## Task inputs:
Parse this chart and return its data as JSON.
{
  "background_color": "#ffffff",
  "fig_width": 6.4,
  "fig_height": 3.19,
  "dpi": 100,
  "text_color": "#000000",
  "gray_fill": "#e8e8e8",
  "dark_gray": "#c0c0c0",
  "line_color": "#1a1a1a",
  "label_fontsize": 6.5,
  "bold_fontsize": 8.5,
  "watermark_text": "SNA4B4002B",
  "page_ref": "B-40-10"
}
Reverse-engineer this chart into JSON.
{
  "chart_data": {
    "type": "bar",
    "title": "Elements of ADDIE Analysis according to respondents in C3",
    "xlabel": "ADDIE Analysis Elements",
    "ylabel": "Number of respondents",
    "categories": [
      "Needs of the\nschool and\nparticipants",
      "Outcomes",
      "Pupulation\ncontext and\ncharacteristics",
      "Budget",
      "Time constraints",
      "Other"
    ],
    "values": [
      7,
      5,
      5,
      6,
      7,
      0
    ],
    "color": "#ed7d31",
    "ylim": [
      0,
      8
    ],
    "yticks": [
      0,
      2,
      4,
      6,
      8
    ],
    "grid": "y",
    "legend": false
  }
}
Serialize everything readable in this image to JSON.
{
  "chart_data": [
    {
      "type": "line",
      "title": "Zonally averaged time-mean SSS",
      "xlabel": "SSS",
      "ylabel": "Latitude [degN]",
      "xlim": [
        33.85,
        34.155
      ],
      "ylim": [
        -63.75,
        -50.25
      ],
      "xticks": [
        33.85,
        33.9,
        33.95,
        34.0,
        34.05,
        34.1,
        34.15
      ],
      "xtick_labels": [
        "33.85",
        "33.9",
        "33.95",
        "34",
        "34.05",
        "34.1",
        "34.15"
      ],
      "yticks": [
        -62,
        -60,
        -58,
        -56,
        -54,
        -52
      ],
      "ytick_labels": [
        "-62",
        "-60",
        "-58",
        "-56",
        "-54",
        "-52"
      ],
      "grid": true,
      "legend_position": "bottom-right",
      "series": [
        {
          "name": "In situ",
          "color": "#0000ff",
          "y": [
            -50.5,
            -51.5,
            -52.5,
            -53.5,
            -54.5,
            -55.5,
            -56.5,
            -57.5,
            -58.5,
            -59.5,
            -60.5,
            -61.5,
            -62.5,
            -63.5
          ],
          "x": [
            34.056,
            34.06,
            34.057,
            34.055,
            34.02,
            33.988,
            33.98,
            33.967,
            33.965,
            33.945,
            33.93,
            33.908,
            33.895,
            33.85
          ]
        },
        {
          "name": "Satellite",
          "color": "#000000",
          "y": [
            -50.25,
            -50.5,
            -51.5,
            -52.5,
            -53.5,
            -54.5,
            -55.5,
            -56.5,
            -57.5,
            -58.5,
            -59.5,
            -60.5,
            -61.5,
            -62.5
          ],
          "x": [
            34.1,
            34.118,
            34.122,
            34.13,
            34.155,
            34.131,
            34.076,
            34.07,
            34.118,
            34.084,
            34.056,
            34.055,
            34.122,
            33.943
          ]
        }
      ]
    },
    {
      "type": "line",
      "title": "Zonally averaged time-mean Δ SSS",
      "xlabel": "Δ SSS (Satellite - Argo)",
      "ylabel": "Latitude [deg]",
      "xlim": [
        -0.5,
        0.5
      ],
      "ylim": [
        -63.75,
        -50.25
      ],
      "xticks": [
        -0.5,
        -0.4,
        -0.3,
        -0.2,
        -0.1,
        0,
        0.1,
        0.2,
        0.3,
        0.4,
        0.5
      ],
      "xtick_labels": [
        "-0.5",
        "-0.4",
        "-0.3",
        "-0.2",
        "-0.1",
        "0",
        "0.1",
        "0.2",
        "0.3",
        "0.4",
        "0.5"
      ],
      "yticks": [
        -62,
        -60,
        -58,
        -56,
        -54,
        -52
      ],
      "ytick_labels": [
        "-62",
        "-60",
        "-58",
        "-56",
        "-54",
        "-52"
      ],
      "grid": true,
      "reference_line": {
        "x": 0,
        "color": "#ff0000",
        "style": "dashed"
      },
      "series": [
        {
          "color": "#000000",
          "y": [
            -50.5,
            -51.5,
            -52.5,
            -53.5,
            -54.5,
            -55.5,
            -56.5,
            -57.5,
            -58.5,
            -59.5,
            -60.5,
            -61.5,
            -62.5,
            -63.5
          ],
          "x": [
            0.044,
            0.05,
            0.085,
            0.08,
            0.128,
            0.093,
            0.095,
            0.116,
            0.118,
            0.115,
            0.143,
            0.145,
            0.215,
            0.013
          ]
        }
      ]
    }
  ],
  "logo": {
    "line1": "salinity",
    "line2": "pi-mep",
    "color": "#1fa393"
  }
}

## What to work on:
Using the records above, select and copy every line that has the word "ADDIE".

## Correct response:
    "title": "Elements of ADDIE Analysis according to respondents in C3",
    "xlabel": "ADDIE Analysis Elements",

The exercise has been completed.